§ **Goal of the exercise**: Print the full listing exactly.

Recorded data:
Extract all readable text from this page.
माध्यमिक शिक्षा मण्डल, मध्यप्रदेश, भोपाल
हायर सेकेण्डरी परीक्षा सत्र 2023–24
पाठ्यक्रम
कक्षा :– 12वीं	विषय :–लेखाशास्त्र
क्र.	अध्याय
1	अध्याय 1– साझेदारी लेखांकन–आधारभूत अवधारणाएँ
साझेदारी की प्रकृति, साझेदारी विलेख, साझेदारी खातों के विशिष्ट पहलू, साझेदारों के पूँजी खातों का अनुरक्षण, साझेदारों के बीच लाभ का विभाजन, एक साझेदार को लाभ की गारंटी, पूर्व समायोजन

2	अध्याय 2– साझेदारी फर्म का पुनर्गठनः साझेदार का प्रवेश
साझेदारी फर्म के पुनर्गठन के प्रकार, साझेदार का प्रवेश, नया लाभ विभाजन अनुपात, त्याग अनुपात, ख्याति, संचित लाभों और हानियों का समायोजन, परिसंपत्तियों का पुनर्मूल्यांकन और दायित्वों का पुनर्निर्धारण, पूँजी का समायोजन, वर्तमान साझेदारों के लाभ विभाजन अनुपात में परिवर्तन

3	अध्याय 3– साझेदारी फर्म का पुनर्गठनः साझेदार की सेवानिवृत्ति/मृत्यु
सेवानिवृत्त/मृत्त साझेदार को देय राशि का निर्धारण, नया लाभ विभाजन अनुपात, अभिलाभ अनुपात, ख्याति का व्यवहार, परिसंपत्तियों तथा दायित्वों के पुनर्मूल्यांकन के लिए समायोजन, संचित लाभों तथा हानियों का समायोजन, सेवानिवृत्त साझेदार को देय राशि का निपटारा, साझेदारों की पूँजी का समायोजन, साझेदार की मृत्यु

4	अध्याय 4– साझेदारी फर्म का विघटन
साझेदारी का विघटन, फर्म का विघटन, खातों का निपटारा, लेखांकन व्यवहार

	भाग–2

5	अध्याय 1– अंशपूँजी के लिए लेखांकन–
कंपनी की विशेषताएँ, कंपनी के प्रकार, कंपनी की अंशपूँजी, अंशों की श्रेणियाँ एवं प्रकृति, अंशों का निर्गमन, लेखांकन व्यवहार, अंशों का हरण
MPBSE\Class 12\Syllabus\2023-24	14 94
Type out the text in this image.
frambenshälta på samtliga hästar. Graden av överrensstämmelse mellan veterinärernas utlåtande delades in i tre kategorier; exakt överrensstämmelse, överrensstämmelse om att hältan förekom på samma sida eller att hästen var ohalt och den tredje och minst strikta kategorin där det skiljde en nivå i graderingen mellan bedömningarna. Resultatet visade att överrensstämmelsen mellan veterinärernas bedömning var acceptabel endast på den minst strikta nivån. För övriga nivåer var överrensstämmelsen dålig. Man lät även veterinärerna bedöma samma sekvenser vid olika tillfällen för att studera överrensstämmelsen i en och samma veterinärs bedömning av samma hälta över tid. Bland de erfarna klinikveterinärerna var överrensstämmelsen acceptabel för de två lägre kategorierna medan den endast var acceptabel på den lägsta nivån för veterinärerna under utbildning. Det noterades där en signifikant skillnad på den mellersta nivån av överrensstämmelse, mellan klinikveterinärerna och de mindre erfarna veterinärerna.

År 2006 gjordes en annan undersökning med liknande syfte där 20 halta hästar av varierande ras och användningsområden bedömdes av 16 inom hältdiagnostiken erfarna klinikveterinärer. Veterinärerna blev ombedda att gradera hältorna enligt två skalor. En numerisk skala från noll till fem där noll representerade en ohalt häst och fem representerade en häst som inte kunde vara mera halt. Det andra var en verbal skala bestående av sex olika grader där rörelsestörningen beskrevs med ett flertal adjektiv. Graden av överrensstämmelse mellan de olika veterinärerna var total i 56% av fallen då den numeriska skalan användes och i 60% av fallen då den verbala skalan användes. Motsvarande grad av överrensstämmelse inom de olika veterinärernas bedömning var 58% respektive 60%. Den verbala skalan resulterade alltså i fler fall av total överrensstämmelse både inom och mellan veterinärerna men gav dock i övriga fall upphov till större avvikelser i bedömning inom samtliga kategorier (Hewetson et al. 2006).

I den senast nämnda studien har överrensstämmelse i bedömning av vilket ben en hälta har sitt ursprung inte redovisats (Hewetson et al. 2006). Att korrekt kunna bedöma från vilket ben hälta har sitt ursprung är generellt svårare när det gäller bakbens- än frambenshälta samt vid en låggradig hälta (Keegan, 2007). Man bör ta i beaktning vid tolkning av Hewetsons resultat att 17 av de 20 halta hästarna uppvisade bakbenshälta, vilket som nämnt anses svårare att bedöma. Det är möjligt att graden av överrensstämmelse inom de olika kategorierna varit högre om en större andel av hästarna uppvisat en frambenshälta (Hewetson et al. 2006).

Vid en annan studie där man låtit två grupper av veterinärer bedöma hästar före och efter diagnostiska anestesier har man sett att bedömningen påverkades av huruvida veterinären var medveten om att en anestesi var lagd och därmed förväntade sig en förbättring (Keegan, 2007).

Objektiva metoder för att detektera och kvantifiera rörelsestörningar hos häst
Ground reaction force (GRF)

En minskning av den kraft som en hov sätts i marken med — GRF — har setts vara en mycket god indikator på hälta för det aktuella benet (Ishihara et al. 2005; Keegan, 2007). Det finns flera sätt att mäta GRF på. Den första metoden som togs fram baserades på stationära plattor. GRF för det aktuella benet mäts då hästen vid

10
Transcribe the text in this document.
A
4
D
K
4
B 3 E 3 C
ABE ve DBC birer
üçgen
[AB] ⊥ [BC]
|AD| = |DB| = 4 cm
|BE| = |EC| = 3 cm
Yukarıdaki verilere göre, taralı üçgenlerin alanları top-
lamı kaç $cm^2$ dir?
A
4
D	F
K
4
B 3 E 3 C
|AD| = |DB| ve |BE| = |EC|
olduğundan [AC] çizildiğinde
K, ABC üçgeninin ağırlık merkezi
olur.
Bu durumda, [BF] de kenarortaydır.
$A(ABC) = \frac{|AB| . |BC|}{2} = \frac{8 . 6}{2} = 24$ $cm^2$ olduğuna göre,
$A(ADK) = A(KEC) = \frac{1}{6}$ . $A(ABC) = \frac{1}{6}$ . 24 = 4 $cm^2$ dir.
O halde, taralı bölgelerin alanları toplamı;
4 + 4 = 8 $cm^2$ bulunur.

§ **Result for this exercise**:
Extract all readable text from this page.
माध्यमिक शिक्षा मण्डल, मध्यप्रदेश, भोपाल
हायर सेकेण्डरी परीक्षा सत्र 2023–24
पाठ्यक्रम
कक्षा :– 12वीं	विषय :–लेखाशास्त्र
क्र.	अध्याय
1	अध्याय 1– साझेदारी लेखांकन–आधारभूत अवधारणाएँ
साझेदारी की प्रकृति, साझेदारी विलेख, साझेदारी खातों के विशिष्ट पहलू, साझेदारों के पूँजी खातों का अनुरक्षण, साझेदारों के बीच लाभ का विभाजन, एक साझेदार को लाभ की गारंटी, पूर्व समायोजन

2	अध्याय 2– साझेदारी फर्म का पुनर्गठनः साझेदार का प्रवेश
साझेदारी फर्म के पुनर्गठन के प्रकार, साझेदार का प्रवेश, नया लाभ विभाजन अनुपात, त्याग अनुपात, ख्याति, संचित लाभों और हानियों का समायोजन, परिसंपत्तियों का पुनर्मूल्यांकन और दायित्वों का पुनर्निर्धारण, पूँजी का समायोजन, वर्तमान साझेदारों के लाभ विभाजन अनुपात में परिवर्तन

3	अध्याय 3– साझेदारी फर्म का पुनर्गठनः साझेदार की सेवानिवृत्ति/मृत्यु
सेवानिवृत्त/मृत्त साझेदार को देय राशि का निर्धारण, नया लाभ विभाजन अनुपात, अभिलाभ अनुपात, ख्याति का व्यवहार, परिसंपत्तियों तथा दायित्वों के पुनर्मूल्यांकन के लिए समायोजन, संचित लाभों तथा हानियों का समायोजन, सेवानिवृत्त साझेदार को देय राशि का निपटारा, साझेदारों की पूँजी का समायोजन, साझेदार की मृत्यु

4	अध्याय 4– साझेदारी फर्म का विघटन
साझेदारी का विघटन, फर्म का विघटन, खातों का निपटारा, लेखांकन व्यवहार

	भाग–2

5	अध्याय 1– अंशपूँजी के लिए लेखांकन–
कंपनी की विशेषताएँ, कंपनी के प्रकार, कंपनी की अंशपूँजी, अंशों की श्रेणियाँ एवं प्रकृति, अंशों का निर्गमन, लेखांकन व्यवहार, अंशों का हरण
MPBSE\Class 12\Syllabus\2023-24	14 94
Type out the text in this image.
frambenshälta på samtliga hästar. Graden av överrensstämmelse mellan veterinärernas utlåtande delades in i tre kategorier; exakt överrensstämmelse, överrensstämmelse om att hältan förekom på samma sida eller att hästen var ohalt och den tredje och minst strikta kategorin där det skiljde en nivå i graderingen mellan bedömningarna. Resultatet visade att överrensstämmelsen mellan veterinärernas bedömning var acceptabel endast på den minst strikta nivån. För övriga nivåer var överrensstämmelsen dålig. Man lät även veterinärerna bedöma samma sekvenser vid olika tillfällen för att studera överrensstämmelsen i en och samma veterinärs bedömning av samma hälta över tid. Bland de erfarna klinikveterinärerna var överrensstämmelsen acceptabel för de två lägre kategorierna medan den endast var acceptabel på den lägsta nivån för veterinärerna under utbildning. Det noterades där en signifikant skillnad på den mellersta nivån av överrensstämmelse, mellan klinikveterinärerna och de mindre erfarna veterinärerna.

År 2006 gjordes en annan undersökning med liknande syfte där 20 halta hästar av varierande ras och användningsområden bedömdes av 16 inom hältdiagnostiken erfarna klinikveterinärer. Veterinärerna blev ombedda att gradera hältorna enligt två skalor. En numerisk skala från noll till fem där noll representerade en ohalt häst och fem representerade en häst som inte kunde vara mera halt. Det andra var en verbal skala bestående av sex olika grader där rörelsestörningen beskrevs med ett flertal adjektiv. Graden av överrensstämmelse mellan de olika veterinärerna var total i 56% av fallen då den numeriska skalan användes och i 60% av fallen då den verbala skalan användes. Motsvarande grad av överrensstämmelse inom de olika veterinärernas bedömning var 58% respektive 60%. Den verbala skalan resulterade alltså i fler fall av total överrensstämmelse både inom och mellan veterinärerna men gav dock i övriga fall upphov till större avvikelser i bedömning inom samtliga kategorier (Hewetson et al. 2006).

I den senast nämnda studien har överrensstämmelse i bedömning av vilket ben en hälta har sitt ursprung inte redovisats (Hewetson et al. 2006). Att korrekt kunna bedöma från vilket ben hälta har sitt ursprung är generellt svårare när det gäller bakbens- än frambenshälta samt vid en låggradig hälta (Keegan, 2007). Man bör ta i beaktning vid tolkning av Hewetsons resultat att 17 av de 20 halta hästarna uppvisade bakbenshälta, vilket som nämnt anses svårare att bedöma. Det är möjligt att graden av överrensstämmelse inom de olika kategorierna varit högre om en större andel av hästarna uppvisat en frambenshälta (Hewetson et al. 2006).

Vid en annan studie där man låtit två grupper av veterinärer bedöma hästar före och efter diagnostiska anestesier har man sett att bedömningen påverkades av huruvida veterinären var medveten om att en anestesi var lagd och därmed förväntade sig en förbättring (Keegan, 2007).

Objektiva metoder för att detektera och kvantifiera rörelsestörningar hos häst
Ground reaction force (GRF)

En minskning av den kraft som en hov sätts i marken med — GRF — har setts vara en mycket god indikator på hälta för det aktuella benet (Ishihara et al. 2005; Keegan, 2007). Det finns flera sätt att mäta GRF på. Den första metoden som togs fram baserades på stationära plattor. GRF för det aktuella benet mäts då hästen vid

10
Transcribe the text in this document.
A
4
D
K
4
B 3 E 3 C
ABE ve DBC birer
üçgen
[AB] ⊥ [BC]
|AD| = |DB| = 4 cm
|BE| = |EC| = 3 cm
Yukarıdaki verilere göre, taralı üçgenlerin alanları top-
lamı kaç $cm^2$ dir?
A
4
D	F
K
4
B 3 E 3 C
|AD| = |DB| ve |BE| = |EC|
olduğundan [AC] çizildiğinde
K, ABC üçgeninin ağırlık merkezi
olur.
Bu durumda, [BF] de kenarortaydır.
$A(ABC) = \frac{|AB| . |BC|}{2} = \frac{8 . 6}{2} = 24$ $cm^2$ olduğuna göre,
$A(ADK) = A(KEC) = \frac{1}{6}$ . $A(ABC) = \frac{1}{6}$ . 24 = 4 $cm^2$ dir.
O halde, taralı bölgelerin alanları toplamı;
4 + 4 = 8 $cm^2$ bulunur.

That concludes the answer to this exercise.